____ RAW DATA

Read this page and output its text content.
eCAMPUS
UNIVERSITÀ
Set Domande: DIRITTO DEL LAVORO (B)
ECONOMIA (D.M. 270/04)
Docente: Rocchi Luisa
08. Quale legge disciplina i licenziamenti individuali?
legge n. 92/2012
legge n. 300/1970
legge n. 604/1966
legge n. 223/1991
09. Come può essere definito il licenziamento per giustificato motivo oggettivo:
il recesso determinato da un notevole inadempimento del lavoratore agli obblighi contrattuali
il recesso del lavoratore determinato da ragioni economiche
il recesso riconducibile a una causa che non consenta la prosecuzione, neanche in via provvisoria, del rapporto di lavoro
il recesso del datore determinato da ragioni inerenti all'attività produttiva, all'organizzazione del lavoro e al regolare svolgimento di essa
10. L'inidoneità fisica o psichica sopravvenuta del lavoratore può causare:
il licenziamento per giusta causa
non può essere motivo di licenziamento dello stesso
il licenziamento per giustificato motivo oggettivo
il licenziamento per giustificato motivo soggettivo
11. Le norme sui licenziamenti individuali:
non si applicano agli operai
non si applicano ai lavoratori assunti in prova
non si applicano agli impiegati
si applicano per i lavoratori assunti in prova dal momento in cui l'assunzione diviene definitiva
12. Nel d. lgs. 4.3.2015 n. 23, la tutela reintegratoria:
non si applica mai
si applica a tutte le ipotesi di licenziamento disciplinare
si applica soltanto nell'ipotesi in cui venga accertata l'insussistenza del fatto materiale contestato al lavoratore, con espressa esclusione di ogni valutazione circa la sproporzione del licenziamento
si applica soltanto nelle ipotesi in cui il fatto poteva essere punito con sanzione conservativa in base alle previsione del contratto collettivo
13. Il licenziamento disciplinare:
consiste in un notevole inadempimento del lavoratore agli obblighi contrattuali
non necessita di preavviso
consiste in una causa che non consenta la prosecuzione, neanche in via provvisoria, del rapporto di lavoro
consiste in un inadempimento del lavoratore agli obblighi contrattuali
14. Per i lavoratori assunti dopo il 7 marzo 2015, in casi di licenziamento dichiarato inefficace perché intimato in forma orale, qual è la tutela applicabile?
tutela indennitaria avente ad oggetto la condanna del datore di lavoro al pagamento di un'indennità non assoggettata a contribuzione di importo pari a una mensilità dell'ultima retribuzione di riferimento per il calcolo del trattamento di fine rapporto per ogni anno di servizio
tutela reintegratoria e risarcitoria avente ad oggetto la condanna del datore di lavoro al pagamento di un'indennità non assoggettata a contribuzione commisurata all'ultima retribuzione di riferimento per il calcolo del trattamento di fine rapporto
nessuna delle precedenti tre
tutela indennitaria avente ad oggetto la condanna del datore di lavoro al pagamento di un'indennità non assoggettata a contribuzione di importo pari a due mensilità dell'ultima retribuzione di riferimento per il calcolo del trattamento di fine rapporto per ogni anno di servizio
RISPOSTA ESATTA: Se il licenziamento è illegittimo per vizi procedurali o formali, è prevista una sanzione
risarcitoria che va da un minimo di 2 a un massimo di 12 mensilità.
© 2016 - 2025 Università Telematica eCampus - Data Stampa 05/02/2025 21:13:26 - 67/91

________
____ RAW DATA

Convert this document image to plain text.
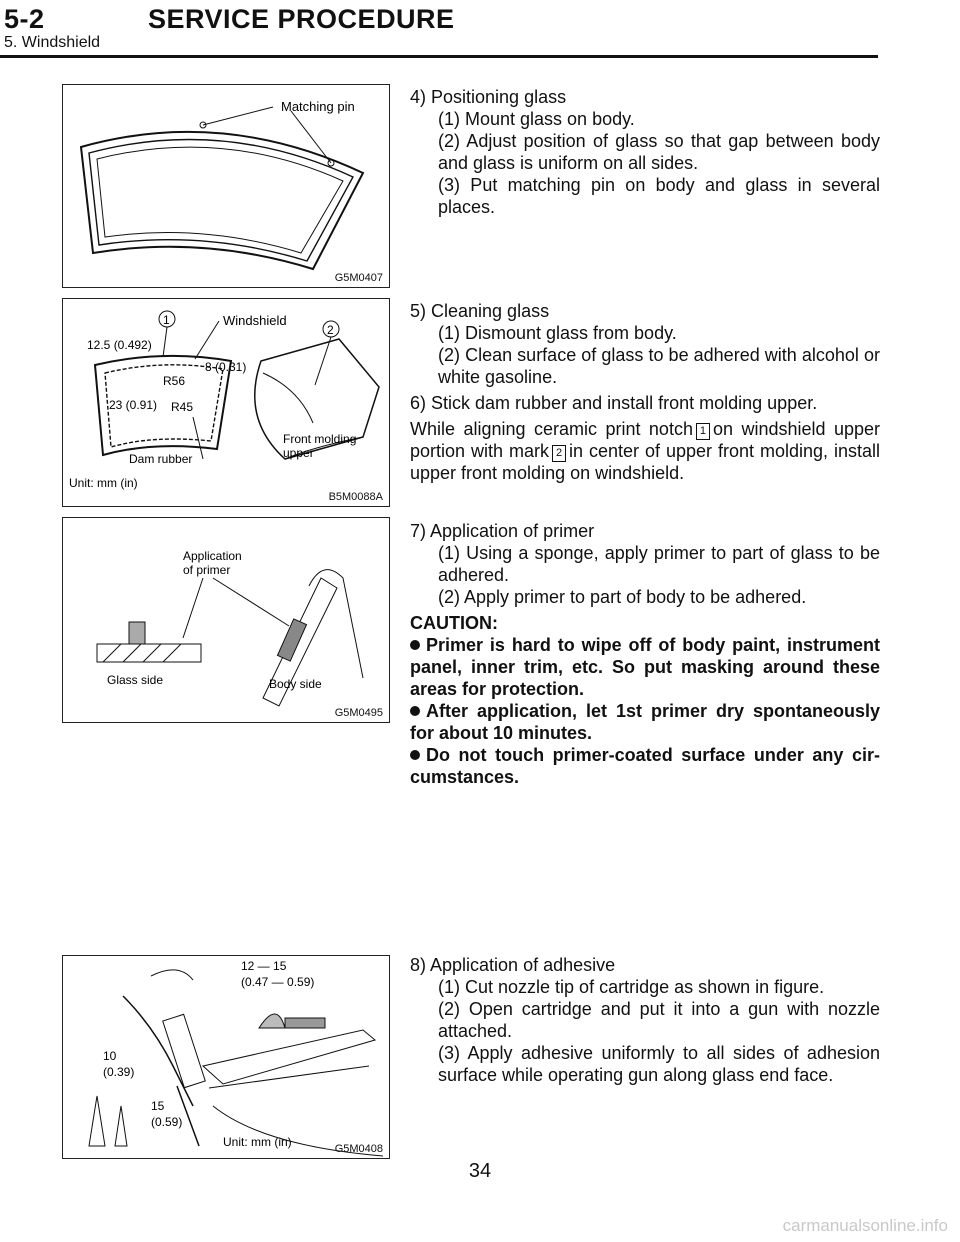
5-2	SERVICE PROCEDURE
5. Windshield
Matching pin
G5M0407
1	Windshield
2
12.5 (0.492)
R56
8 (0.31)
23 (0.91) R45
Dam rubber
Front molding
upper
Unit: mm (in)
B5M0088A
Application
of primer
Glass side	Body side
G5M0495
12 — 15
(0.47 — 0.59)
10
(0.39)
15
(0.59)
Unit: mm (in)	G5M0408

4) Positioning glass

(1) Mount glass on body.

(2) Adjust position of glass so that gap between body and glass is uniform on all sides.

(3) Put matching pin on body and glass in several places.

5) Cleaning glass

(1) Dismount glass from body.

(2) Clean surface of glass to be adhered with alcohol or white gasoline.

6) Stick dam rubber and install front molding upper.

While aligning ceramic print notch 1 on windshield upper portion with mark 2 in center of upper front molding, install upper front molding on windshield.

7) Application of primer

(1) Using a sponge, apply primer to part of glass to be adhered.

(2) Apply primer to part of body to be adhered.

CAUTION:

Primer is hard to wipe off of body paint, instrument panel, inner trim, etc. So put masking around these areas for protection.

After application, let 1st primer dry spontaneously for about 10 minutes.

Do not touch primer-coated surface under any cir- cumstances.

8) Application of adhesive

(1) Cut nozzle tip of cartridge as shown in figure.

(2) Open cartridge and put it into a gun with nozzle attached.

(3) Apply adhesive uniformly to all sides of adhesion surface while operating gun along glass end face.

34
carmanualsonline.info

________

### OBJECTIVE:
In the entries above, identify each line that includes the string "sides", then copy it.

### PROBLEM SOLUTION:
(2) Adjust position of glass so that gap between body and glass is uniform on all sides.
(3) Apply adhesive uniformly to all sides of adhesion surface while operating gun along glass end face.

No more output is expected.